**What this task involves**
Go through the material and tally the lines containing the string "Concone". Give the total alone.

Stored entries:
▼▼▼

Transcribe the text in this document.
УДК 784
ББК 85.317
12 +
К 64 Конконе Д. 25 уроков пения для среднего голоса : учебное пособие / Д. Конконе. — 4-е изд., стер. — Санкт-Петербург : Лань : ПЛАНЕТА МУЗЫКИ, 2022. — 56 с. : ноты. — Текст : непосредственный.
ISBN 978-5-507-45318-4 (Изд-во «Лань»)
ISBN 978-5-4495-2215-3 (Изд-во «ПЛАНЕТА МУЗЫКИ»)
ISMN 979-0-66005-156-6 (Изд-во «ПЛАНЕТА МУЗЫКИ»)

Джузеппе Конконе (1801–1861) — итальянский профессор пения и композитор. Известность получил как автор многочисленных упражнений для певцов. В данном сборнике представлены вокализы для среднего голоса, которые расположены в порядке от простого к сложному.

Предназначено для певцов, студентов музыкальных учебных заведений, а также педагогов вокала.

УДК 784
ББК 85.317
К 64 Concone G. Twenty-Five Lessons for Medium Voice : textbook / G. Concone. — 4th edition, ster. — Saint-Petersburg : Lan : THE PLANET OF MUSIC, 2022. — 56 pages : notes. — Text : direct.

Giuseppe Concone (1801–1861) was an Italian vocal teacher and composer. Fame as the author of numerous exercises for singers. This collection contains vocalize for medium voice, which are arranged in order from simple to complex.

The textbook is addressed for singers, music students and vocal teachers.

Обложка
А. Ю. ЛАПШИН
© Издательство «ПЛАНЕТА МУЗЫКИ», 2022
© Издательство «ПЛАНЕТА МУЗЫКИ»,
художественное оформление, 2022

▲▲▲

**Response to this task**
2